● **Task directions**: Can you rename "value-cell" to "score-cell" in the rows from the first one through the line with "value-cell: 90.22 bbox=[1410, 366, 1453, 387]", leaving everything else unchanged and giving back only those rows?

(Data extracted from a collection)
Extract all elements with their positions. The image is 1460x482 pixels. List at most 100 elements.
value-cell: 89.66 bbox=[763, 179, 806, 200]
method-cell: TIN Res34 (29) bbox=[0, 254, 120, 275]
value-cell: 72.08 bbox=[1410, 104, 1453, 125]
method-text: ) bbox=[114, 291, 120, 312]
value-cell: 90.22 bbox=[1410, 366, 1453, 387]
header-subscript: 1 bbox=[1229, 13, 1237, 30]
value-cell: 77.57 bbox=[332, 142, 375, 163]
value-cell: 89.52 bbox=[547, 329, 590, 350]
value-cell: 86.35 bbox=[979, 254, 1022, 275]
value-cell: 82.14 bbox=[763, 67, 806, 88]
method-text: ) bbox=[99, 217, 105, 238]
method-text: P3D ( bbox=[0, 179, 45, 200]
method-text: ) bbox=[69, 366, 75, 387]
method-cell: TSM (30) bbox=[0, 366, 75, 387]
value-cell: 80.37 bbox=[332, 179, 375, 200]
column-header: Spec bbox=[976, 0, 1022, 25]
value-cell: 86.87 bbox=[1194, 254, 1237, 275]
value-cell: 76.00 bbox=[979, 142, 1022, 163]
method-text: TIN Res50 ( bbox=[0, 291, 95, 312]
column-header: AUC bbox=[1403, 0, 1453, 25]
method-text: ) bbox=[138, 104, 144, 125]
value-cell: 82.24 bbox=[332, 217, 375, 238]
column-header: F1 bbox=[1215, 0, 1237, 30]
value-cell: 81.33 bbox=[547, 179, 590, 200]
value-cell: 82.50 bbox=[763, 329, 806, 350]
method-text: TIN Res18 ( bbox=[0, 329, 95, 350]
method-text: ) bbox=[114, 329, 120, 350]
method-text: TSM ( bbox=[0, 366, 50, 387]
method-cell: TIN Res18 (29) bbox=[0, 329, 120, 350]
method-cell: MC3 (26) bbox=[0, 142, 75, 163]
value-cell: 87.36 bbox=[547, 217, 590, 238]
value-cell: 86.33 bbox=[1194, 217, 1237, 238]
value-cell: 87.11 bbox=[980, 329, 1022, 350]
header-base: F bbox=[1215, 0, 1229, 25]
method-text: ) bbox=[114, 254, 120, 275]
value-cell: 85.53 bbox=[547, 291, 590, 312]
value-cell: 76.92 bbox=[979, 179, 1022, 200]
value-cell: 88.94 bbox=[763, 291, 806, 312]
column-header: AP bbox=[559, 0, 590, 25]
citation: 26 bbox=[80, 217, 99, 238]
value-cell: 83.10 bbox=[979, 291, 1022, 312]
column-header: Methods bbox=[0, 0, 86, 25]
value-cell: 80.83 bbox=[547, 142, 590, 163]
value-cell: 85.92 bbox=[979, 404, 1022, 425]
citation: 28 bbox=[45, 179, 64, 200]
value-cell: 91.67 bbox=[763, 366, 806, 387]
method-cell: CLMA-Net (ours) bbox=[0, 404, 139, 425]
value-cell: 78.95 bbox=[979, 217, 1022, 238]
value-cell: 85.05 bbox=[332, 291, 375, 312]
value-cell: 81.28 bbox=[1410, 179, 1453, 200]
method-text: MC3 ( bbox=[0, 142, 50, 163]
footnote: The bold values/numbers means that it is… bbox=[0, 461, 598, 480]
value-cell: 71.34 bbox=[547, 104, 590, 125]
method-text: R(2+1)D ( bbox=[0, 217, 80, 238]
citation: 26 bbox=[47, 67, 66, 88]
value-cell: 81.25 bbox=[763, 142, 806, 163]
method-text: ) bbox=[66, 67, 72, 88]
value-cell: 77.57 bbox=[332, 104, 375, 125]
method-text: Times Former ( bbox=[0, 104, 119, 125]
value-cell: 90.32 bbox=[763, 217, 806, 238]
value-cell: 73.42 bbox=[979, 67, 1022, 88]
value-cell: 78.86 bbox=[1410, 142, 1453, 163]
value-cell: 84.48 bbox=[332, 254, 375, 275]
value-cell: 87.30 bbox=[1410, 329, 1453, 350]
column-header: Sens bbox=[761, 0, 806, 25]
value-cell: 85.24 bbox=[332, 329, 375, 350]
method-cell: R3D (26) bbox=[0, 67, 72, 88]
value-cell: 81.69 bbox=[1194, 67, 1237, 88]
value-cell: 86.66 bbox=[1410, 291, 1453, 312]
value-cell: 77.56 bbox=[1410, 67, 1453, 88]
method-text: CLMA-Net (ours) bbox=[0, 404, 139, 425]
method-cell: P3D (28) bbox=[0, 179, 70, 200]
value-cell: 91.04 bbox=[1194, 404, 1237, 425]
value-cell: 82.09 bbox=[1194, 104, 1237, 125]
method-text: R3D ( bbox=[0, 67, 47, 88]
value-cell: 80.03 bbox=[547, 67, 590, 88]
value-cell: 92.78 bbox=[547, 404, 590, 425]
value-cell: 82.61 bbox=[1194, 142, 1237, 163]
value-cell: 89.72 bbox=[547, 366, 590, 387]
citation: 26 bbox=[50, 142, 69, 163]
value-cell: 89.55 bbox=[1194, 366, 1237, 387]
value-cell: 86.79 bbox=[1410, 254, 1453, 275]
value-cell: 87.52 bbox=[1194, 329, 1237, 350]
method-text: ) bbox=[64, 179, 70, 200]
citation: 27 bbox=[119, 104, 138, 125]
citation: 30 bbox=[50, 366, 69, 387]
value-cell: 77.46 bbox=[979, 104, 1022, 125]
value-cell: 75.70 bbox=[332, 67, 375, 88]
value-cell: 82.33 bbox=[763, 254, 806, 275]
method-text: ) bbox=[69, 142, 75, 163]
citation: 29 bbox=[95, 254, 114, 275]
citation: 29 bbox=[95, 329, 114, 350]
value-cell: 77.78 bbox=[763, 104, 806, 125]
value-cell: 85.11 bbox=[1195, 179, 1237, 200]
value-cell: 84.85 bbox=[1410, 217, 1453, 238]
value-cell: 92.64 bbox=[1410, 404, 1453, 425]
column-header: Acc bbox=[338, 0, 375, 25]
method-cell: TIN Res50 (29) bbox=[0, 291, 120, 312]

● **Full response**:
Extract all elements with their positions. The image is 1460x482 pixels. List at most 100 elements.
score-cell: 89.66 bbox=[763, 179, 806, 200]
method-cell: TIN Res34 (29) bbox=[0, 254, 120, 275]
score-cell: 72.08 bbox=[1410, 104, 1453, 125]
method-text: ) bbox=[114, 291, 120, 312]
score-cell: 90.22 bbox=[1410, 366, 1453, 387]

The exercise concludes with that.